# start of Records for processing

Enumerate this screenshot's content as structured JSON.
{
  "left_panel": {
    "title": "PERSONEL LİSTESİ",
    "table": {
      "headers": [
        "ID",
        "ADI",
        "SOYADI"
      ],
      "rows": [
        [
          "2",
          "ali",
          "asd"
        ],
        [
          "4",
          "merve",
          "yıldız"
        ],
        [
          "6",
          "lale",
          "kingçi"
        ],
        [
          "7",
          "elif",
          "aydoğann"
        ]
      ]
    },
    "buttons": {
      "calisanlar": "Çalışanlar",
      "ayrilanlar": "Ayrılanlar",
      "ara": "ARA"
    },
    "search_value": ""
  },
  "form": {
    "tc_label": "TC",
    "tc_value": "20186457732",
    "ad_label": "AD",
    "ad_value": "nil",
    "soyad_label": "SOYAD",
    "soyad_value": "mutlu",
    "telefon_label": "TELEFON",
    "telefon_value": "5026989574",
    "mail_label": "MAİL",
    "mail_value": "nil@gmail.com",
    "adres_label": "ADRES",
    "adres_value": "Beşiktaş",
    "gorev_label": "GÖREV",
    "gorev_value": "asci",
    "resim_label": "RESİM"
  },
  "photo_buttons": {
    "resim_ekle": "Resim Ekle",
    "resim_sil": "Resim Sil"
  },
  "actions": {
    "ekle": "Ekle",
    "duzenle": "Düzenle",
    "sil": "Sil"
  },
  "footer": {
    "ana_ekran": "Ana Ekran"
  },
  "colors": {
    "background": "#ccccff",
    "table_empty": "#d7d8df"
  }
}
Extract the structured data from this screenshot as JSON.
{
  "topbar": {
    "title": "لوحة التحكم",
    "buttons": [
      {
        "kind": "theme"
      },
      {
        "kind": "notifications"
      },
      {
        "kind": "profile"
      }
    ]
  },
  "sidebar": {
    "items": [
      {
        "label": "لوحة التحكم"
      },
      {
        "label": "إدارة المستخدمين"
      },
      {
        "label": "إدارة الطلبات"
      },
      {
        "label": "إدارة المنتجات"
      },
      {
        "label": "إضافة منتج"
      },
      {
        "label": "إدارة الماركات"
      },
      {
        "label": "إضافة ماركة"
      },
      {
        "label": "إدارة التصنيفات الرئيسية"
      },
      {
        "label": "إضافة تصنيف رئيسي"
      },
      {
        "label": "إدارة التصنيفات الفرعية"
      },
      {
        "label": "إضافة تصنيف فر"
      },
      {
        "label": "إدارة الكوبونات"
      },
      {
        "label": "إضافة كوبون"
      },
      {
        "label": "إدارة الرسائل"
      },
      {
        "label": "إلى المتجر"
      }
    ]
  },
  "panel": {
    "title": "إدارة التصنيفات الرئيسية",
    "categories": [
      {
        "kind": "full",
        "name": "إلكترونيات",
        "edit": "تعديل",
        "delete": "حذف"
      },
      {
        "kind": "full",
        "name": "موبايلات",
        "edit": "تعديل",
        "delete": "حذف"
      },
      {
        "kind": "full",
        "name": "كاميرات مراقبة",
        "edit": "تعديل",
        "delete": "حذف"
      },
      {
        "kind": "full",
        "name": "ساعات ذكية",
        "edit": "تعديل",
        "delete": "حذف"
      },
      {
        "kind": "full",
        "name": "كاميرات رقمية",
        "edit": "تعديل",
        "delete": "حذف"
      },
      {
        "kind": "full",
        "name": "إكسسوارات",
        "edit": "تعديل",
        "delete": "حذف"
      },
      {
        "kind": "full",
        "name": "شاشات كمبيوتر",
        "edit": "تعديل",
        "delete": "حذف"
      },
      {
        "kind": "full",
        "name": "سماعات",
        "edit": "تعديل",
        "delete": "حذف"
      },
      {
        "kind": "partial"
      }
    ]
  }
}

# end of Records for processing

_Aim_
Copy out every line of the data above, exactly as given.

_Complete response_
Enumerate this screenshot's content as structured JSON.
{
  "left_panel": {
    "title": "PERSONEL LİSTESİ",
    "table": {
      "headers": [
        "ID",
        "ADI",
        "SOYADI"
      ],
      "rows": [
        [
          "2",
          "ali",
          "asd"
        ],
        [
          "4",
          "merve",
          "yıldız"
        ],
        [
          "6",
          "lale",
          "kingçi"
        ],
        [
          "7",
          "elif",
          "aydoğann"
        ]
      ]
    },
    "buttons": {
      "calisanlar": "Çalışanlar",
      "ayrilanlar": "Ayrılanlar",
      "ara": "ARA"
    },
    "search_value": ""
  },
  "form": {
    "tc_label": "TC",
    "tc_value": "20186457732",
    "ad_label": "AD",
    "ad_value": "nil",
    "soyad_label": "SOYAD",
    "soyad_value": "mutlu",
    "telefon_label": "TELEFON",
    "telefon_value": "5026989574",
    "mail_label": "MAİL",
    "mail_value": "nil@gmail.com",
    "adres_label": "ADRES",
    "adres_value": "Beşiktaş",
    "gorev_label": "GÖREV",
    "gorev_value": "asci",
    "resim_label": "RESİM"
  },
  "photo_buttons": {
    "resim_ekle": "Resim Ekle",
    "resim_sil": "Resim Sil"
  },
  "actions": {
    "ekle": "Ekle",
    "duzenle": "Düzenle",
    "sil": "Sil"
  },
  "footer": {
    "ana_ekran": "Ana Ekran"
  },
  "colors": {
    "background": "#ccccff",
    "table_empty": "#d7d8df"
  }
}
Extract the structured data from this screenshot as JSON.
{
  "topbar": {
    "title": "لوحة التحكم",
    "buttons": [
      {
        "kind": "theme"
      },
      {
        "kind": "notifications"
      },
      {
        "kind": "profile"
      }
    ]
  },
  "sidebar": {
    "items": [
      {
        "label": "لوحة التحكم"
      },
      {
        "label": "إدارة المستخدمين"
      },
      {
        "label": "إدارة الطلبات"
      },
      {
        "label": "إدارة المنتجات"
      },
      {
        "label": "إضافة منتج"
      },
      {
        "label": "إدارة الماركات"
      },
      {
        "label": "إضافة ماركة"
      },
      {
        "label": "إدارة التصنيفات الرئيسية"
      },
      {
        "label": "إضافة تصنيف رئيسي"
      },
      {
        "label": "إدارة التصنيفات الفرعية"
      },
      {
        "label": "إضافة تصنيف فر"
      },
      {
        "label": "إدارة الكوبونات"
      },
      {
        "label": "إضافة كوبون"
      },
      {
        "label": "إدارة الرسائل"
      },
      {
        "label": "إلى المتجر"
      }
    ]
  },
  "panel": {
    "title": "إدارة التصنيفات الرئيسية",
    "categories": [
      {
        "kind": "full",
        "name": "إلكترونيات",
        "edit": "تعديل",
        "delete": "حذف"
      },
      {
        "kind": "full",
        "name": "موبايلات",
        "edit": "تعديل",
        "delete": "حذف"
      },
      {
        "kind": "full",
        "name": "كاميرات مراقبة",
        "edit": "تعديل",
        "delete": "حذف"
      },
      {
        "kind": "full",
        "name": "ساعات ذكية",
        "edit": "تعديل",
        "delete": "حذف"
      },
      {
        "kind": "full",
        "name": "كاميرات رقمية",
        "edit": "تعديل",
        "delete": "حذف"
      },
      {
        "kind": "full",
        "name": "إكسسوارات",
        "edit": "تعديل",
        "delete": "حذف"
      },
      {
        "kind": "full",
        "name": "شاشات كمبيوتر",
        "edit": "تعديل",
        "delete": "حذف"
      },
      {
        "kind": "full",
        "name": "سماعات",
        "edit": "تعديل",
        "delete": "حذف"
      },
      {
        "kind": "partial"
      }
    ]
  }
}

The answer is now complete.